■ Records supplied
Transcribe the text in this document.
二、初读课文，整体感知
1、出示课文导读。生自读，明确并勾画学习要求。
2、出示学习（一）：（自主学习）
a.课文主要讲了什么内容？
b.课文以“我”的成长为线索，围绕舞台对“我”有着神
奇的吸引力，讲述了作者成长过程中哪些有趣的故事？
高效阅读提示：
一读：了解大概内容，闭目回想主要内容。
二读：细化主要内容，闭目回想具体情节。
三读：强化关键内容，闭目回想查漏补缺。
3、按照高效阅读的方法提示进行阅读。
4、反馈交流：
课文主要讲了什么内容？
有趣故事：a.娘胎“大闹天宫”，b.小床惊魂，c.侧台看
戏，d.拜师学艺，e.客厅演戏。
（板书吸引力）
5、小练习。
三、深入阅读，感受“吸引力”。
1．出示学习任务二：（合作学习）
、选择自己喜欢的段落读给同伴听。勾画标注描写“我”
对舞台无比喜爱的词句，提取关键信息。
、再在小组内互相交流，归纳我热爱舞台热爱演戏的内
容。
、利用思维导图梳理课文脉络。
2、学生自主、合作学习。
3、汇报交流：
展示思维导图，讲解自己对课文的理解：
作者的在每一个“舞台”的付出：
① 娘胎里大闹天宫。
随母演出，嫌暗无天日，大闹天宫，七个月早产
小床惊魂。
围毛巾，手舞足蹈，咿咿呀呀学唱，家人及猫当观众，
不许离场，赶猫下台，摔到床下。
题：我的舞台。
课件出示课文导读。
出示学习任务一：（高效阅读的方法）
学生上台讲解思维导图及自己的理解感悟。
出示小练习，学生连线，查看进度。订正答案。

■ Set problem
Output each record precisely as given.

■ Solution to this problem
Transcribe the text in this document.
二、初读课文，整体感知
1、出示课文导读。生自读，明确并勾画学习要求。
2、出示学习（一）：（自主学习）
a.课文主要讲了什么内容？
b.课文以“我”的成长为线索，围绕舞台对“我”有着神
奇的吸引力，讲述了作者成长过程中哪些有趣的故事？
高效阅读提示：
一读：了解大概内容，闭目回想主要内容。
二读：细化主要内容，闭目回想具体情节。
三读：强化关键内容，闭目回想查漏补缺。
3、按照高效阅读的方法提示进行阅读。
4、反馈交流：
课文主要讲了什么内容？
有趣故事：a.娘胎“大闹天宫”，b.小床惊魂，c.侧台看
戏，d.拜师学艺，e.客厅演戏。
（板书吸引力）
5、小练习。
三、深入阅读，感受“吸引力”。
1．出示学习任务二：（合作学习）
、选择自己喜欢的段落读给同伴听。勾画标注描写“我”
对舞台无比喜爱的词句，提取关键信息。
、再在小组内互相交流，归纳我热爱舞台热爱演戏的内
容。
、利用思维导图梳理课文脉络。
2、学生自主、合作学习。
3、汇报交流：
展示思维导图，讲解自己对课文的理解：
作者的在每一个“舞台”的付出：
① 娘胎里大闹天宫。
随母演出，嫌暗无天日，大闹天宫，七个月早产
小床惊魂。
围毛巾，手舞足蹈，咿咿呀呀学唱，家人及猫当观众，
不许离场，赶猫下台，摔到床下。
题：我的舞台。
课件出示课文导读。
出示学习任务一：（高效阅读的方法）
学生上台讲解思维导图及自己的理解感悟。
出示小练习，学生连线，查看进度。订正答案。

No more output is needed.